To do: Lift every line from the entries that includes the word "endogenous".

╭─ Information supplied

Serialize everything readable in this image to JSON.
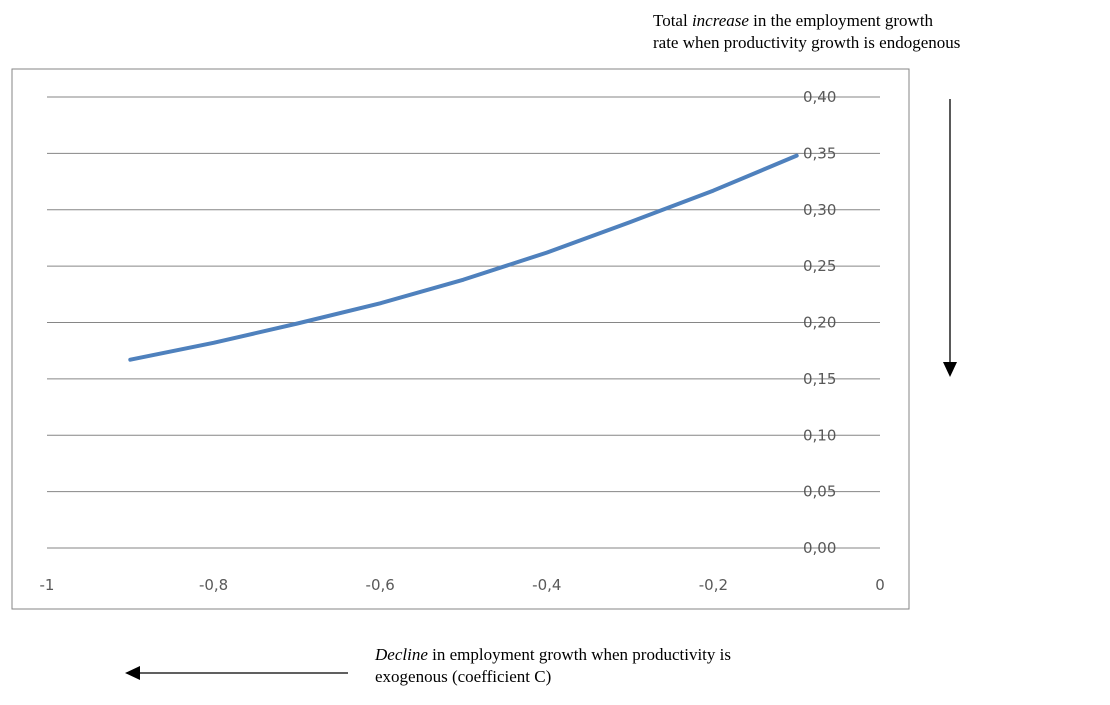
{
  "annotations": {
    "y_prefix": "Total ",
    "y_emph": "increase",
    "y_rest_line1": " in the employment growth",
    "y_line2": "rate when productivity growth is endogenous",
    "x_emph": "Decline",
    "x_rest_line1": " in employment growth when productivity is",
    "x_line2": "exogenous (coefficient C)"
  },
  "chart_data": {
    "type": "line",
    "title": "",
    "xlabel": "Decline in employment growth when productivity is exogenous (coefficient C)",
    "ylabel": "Total increase in the employment growth rate when productivity growth is endogenous",
    "xlim": [
      -1,
      0
    ],
    "ylim": [
      0,
      0.4
    ],
    "x_ticks": [
      "-1",
      "-0,8",
      "-0,6",
      "-0,4",
      "-0,2",
      "0"
    ],
    "y_ticks": [
      "0,00",
      "0,05",
      "0,10",
      "0,15",
      "0,20",
      "0,25",
      "0,30",
      "0,35",
      "0,40"
    ],
    "grid": true,
    "series": [
      {
        "color": "#4f81bd",
        "x": [
          -0.9,
          -0.8,
          -0.7,
          -0.6,
          -0.5,
          -0.4,
          -0.3,
          -0.2,
          -0.1
        ],
        "y": [
          0.167,
          0.182,
          0.199,
          0.217,
          0.238,
          0.262,
          0.289,
          0.317,
          0.348
        ]
      }
    ]
  }
}
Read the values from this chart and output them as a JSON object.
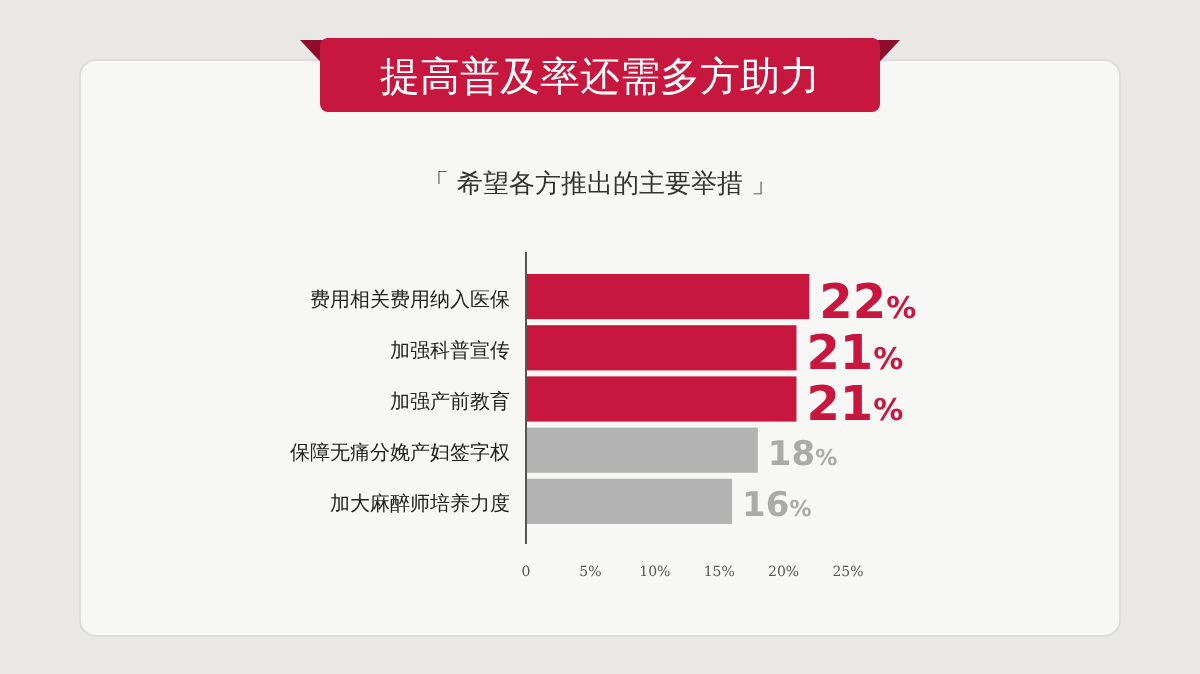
{
  "chart_data": {
    "type": "bar",
    "orientation": "horizontal",
    "title": "提高普及率还需多方助力",
    "subtitle": "「 希望各方推出的主要举措 」",
    "categories": [
      "费用相关费用纳入医保",
      "加强科普宣传",
      "加强产前教育",
      "保障无痛分娩产妇签字权",
      "加大麻醉师培养力度"
    ],
    "values": [
      22,
      21,
      21,
      18,
      16
    ],
    "colors": [
      "#c8173f",
      "#c8173f",
      "#c8173f",
      "#b3b3b3",
      "#b3b3b3"
    ],
    "value_labels": [
      "22%",
      "21%",
      "21%",
      "18%",
      "16%"
    ],
    "xlim": [
      0,
      25
    ],
    "xticks": [
      0,
      {
        "value": 5,
        "label": "5%"
      },
      {
        "value": 10,
        "label": "10%"
      },
      {
        "value": 15,
        "label": "15%"
      },
      {
        "value": 20,
        "label": "20%"
      },
      {
        "value": 25,
        "label": "25%"
      }
    ],
    "grid": false
  }
}
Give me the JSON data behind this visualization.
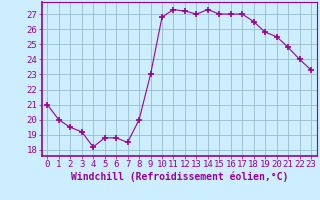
{
  "x": [
    0,
    1,
    2,
    3,
    4,
    5,
    6,
    7,
    8,
    9,
    10,
    11,
    12,
    13,
    14,
    15,
    16,
    17,
    18,
    19,
    20,
    21,
    22,
    23
  ],
  "y": [
    21.0,
    20.0,
    19.5,
    19.2,
    18.2,
    18.8,
    18.8,
    18.5,
    20.0,
    23.0,
    26.8,
    27.3,
    27.2,
    27.0,
    27.3,
    27.0,
    27.0,
    27.0,
    26.5,
    25.8,
    25.5,
    24.8,
    24.0,
    23.3
  ],
  "line_color": "#990099",
  "marker": "+",
  "marker_size": 4,
  "background_color": "#cceeff",
  "grid_color": "#99bbcc",
  "xlabel": "Windchill (Refroidissement éolien,°C)",
  "xlabel_fontsize": 7,
  "ylabel_ticks": [
    18,
    19,
    20,
    21,
    22,
    23,
    24,
    25,
    26,
    27
  ],
  "xlim": [
    -0.5,
    23.5
  ],
  "ylim": [
    17.6,
    27.8
  ],
  "tick_fontsize": 6.5,
  "xtick_labels": [
    "0",
    "1",
    "2",
    "3",
    "4",
    "5",
    "6",
    "7",
    "8",
    "9",
    "10",
    "11",
    "12",
    "13",
    "14",
    "15",
    "16",
    "17",
    "18",
    "19",
    "20",
    "21",
    "22",
    "23"
  ]
}
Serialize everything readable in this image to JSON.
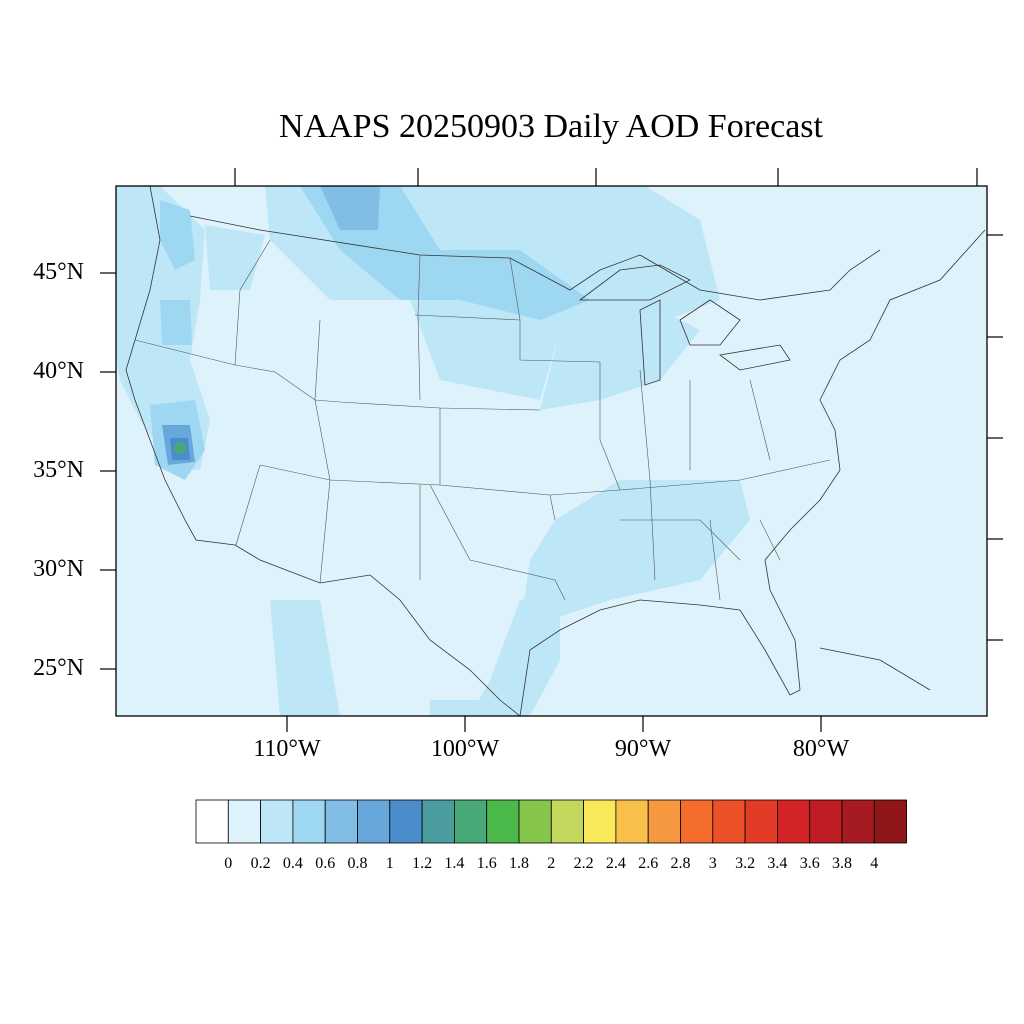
{
  "title": "NAAPS 20250903 Daily AOD Forecast",
  "colors": {
    "ocean_background": "#def2fb",
    "border": "#000000",
    "state_lines": "#555555"
  },
  "map": {
    "projection": "cylindrical-equidistant",
    "lon_range": [
      -119,
      -70
    ],
    "lat_range": [
      22.5,
      49.5
    ],
    "lat_ticks": [
      "45°N",
      "40°N",
      "35°N",
      "30°N",
      "25°N"
    ],
    "lat_values": [
      45,
      40,
      35,
      30,
      25
    ],
    "lon_ticks": [
      "110°W",
      "100°W",
      "90°W",
      "80°W"
    ],
    "lon_values": [
      -110,
      -100,
      -90,
      -80
    ]
  },
  "colorbar": {
    "labels": [
      "0",
      "0.2",
      "0.4",
      "0.6",
      "0.8",
      "1",
      "1.2",
      "1.4",
      "1.6",
      "1.8",
      "2",
      "2.2",
      "2.4",
      "2.6",
      "2.8",
      "3",
      "3.2",
      "3.4",
      "3.6",
      "3.8",
      "4"
    ],
    "colors": [
      "#ffffff",
      "#def2fb",
      "#bde6f7",
      "#9ed7f2",
      "#82bde6",
      "#68a7dc",
      "#4b8dca",
      "#4a9c9f",
      "#48a878",
      "#4bb84a",
      "#86c54c",
      "#c2d75b",
      "#f8e85a",
      "#f8c04a",
      "#f6983f",
      "#f36c2c",
      "#ec5029",
      "#e23c27",
      "#d42326",
      "#bf1d24",
      "#a61a21",
      "#8f1719"
    ]
  }
}
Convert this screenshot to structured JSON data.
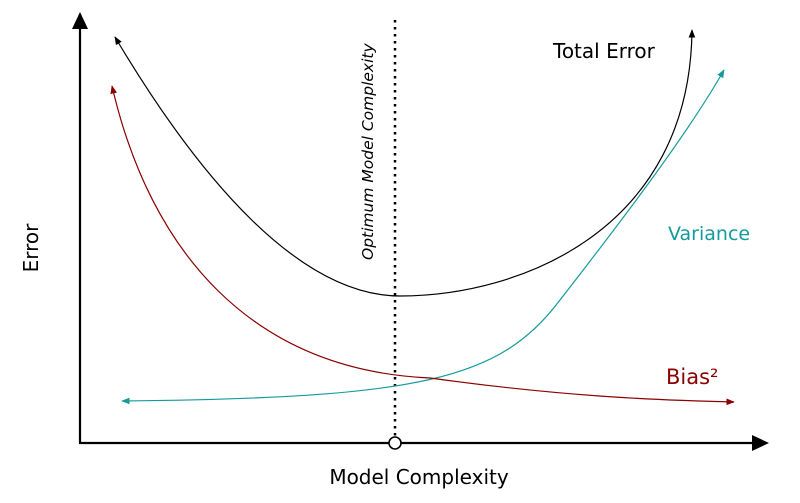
{
  "diagram": {
    "x_axis_label": "Model Complexity",
    "y_axis_label": "Error",
    "optimum_label": "Optimum Model Complexity",
    "curves": {
      "total_error": {
        "label": "Total Error",
        "color": "#000000"
      },
      "variance": {
        "label": "Variance",
        "color": "#139b9b"
      },
      "bias": {
        "label": "Bias²",
        "color": "#8b0000"
      }
    },
    "optimum_line_color": "#000000",
    "axis_color": "#000000"
  }
}
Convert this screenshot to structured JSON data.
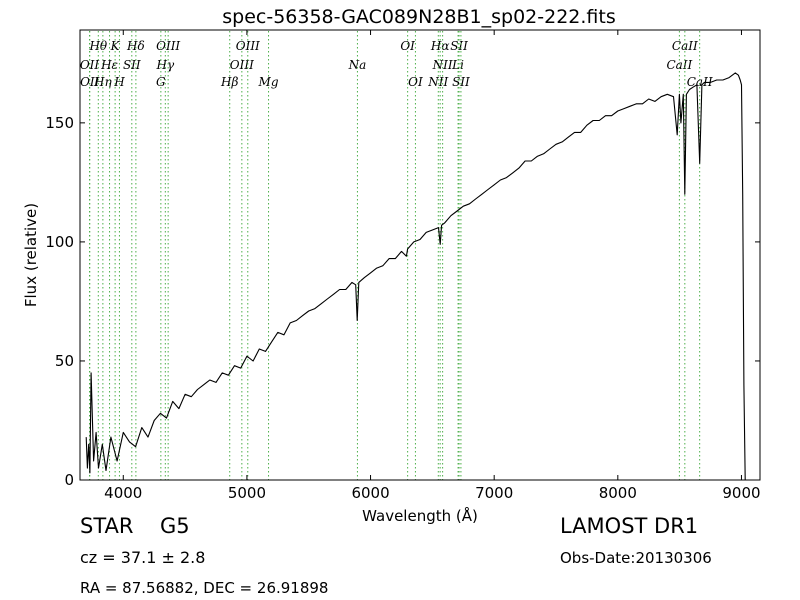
{
  "chart_data": {
    "type": "line",
    "title": "spec-56358-GAC089N28B1_sp02-222.fits",
    "xlabel": "Wavelength (Å)",
    "ylabel": "Flux (relative)",
    "xlim": [
      3650,
      9150
    ],
    "ylim": [
      0,
      189
    ],
    "xticks": [
      4000,
      5000,
      6000,
      7000,
      8000,
      9000
    ],
    "yticks": [
      0,
      50,
      100,
      150
    ],
    "grid": false,
    "legend": "none",
    "colors": {
      "spectrum": "#000000",
      "lines": "#4daf4a"
    },
    "series": [
      {
        "x": [
          3700,
          3710,
          3720,
          3730,
          3740,
          3760,
          3780,
          3800,
          3830,
          3860,
          3900,
          3950,
          4000,
          4050,
          4100,
          4150,
          4200,
          4250,
          4300,
          4350,
          4400,
          4450,
          4500,
          4550,
          4600,
          4650,
          4700,
          4750,
          4800,
          4850,
          4900,
          4950,
          5000,
          5050,
          5100,
          5150,
          5200,
          5250,
          5300,
          5350,
          5400,
          5450,
          5500,
          5550,
          5600,
          5650,
          5700,
          5750,
          5800,
          5850,
          5880,
          5892,
          5905,
          5950,
          6000,
          6050,
          6100,
          6150,
          6200,
          6250,
          6290,
          6300,
          6350,
          6400,
          6450,
          6500,
          6550,
          6563,
          6575,
          6600,
          6650,
          6700,
          6750,
          6800,
          6850,
          6900,
          6950,
          7000,
          7050,
          7100,
          7150,
          7200,
          7250,
          7300,
          7350,
          7400,
          7450,
          7500,
          7550,
          7600,
          7650,
          7700,
          7750,
          7800,
          7850,
          7900,
          7950,
          8000,
          8050,
          8100,
          8150,
          8200,
          8250,
          8300,
          8350,
          8400,
          8450,
          8480,
          8498,
          8510,
          8530,
          8542,
          8555,
          8580,
          8610,
          8640,
          8662,
          8680,
          8700,
          8750,
          8800,
          8850,
          8900,
          8950,
          8975,
          8990,
          9000,
          9010,
          9020,
          9030
        ],
        "y": [
          18,
          5,
          15,
          3,
          45,
          8,
          20,
          5,
          15,
          4,
          18,
          8,
          20,
          16,
          14,
          22,
          18,
          25,
          28,
          26,
          33,
          30,
          36,
          35,
          38,
          40,
          42,
          41,
          45,
          44,
          48,
          47,
          52,
          50,
          55,
          54,
          58,
          62,
          61,
          66,
          67,
          69,
          71,
          72,
          74,
          76,
          78,
          80,
          80,
          83,
          82,
          67,
          83,
          85,
          87,
          89,
          90,
          93,
          93,
          96,
          94,
          97,
          100,
          101,
          104,
          105,
          106,
          99,
          107,
          108,
          111,
          113,
          115,
          116,
          118,
          120,
          122,
          124,
          126,
          127,
          129,
          131,
          134,
          134,
          136,
          137,
          139,
          141,
          142,
          144,
          146,
          146,
          149,
          151,
          151,
          153,
          153,
          155,
          156,
          157,
          158,
          158,
          160,
          159,
          161,
          162,
          161,
          145,
          162,
          150,
          162,
          120,
          162,
          164,
          165,
          166,
          133,
          166,
          167,
          167,
          168,
          168,
          169,
          171,
          170,
          168,
          166,
          120,
          40,
          0
        ]
      }
    ],
    "spectral_lines": [
      {
        "label": "Hθ",
        "x": 3798,
        "row": 1
      },
      {
        "label": "OII",
        "x": 3727,
        "row": 2
      },
      {
        "label": "OII",
        "x": 3729,
        "row": 3
      },
      {
        "label": "Hη",
        "x": 3835,
        "row": 3
      },
      {
        "label": "Hε",
        "x": 3889,
        "row": 2
      },
      {
        "label": "K",
        "x": 3934,
        "row": 1
      },
      {
        "label": "H",
        "x": 3969,
        "row": 3
      },
      {
        "label": "SII",
        "x": 4069,
        "row": 2
      },
      {
        "label": "Hδ",
        "x": 4102,
        "row": 1
      },
      {
        "label": "OIII",
        "x": 4363,
        "row": 1
      },
      {
        "label": "Hγ",
        "x": 4340,
        "row": 2
      },
      {
        "label": "G",
        "x": 4304,
        "row": 3
      },
      {
        "label": "Hβ",
        "x": 4861,
        "row": 3
      },
      {
        "label": "OIII",
        "x": 4959,
        "row": 2
      },
      {
        "label": "OIII",
        "x": 5007,
        "row": 1
      },
      {
        "label": "Mg",
        "x": 5175,
        "row": 3
      },
      {
        "label": "Na",
        "x": 5894,
        "row": 2
      },
      {
        "label": "OI",
        "x": 6300,
        "row": 1
      },
      {
        "label": "OI",
        "x": 6363,
        "row": 3
      },
      {
        "label": "NII",
        "x": 6548,
        "row": 3
      },
      {
        "label": "Hα",
        "x": 6563,
        "row": 1
      },
      {
        "label": "NII",
        "x": 6583,
        "row": 2
      },
      {
        "label": "Li",
        "x": 6708,
        "row": 2
      },
      {
        "label": "SII",
        "x": 6716,
        "row": 1
      },
      {
        "label": "SII",
        "x": 6731,
        "row": 3
      },
      {
        "label": "CaII",
        "x": 8498,
        "row": 2
      },
      {
        "label": "CaII",
        "x": 8542,
        "row": 1
      },
      {
        "label": "CaII",
        "x": 8662,
        "row": 3
      }
    ]
  },
  "info": {
    "object_class": "STAR",
    "subclass": "G5",
    "redshift": "cz = 37.1 ± 2.8",
    "coordinates": "RA = 87.56882, DEC = 26.91898",
    "survey": "LAMOST DR1",
    "obs_date": "Obs-Date:20130306"
  }
}
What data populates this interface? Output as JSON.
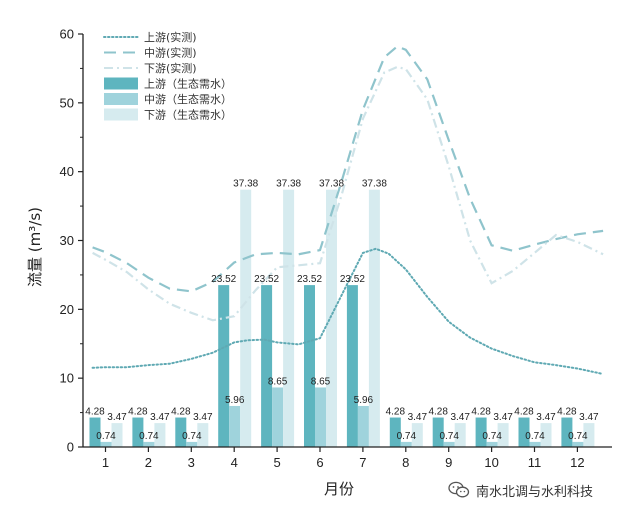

╰─

The reply:
    "y_line2": "rate when productivity growth is endogenous",
    "ylabel": "Total increase in the employment growth rate when productivity growth is endogenous",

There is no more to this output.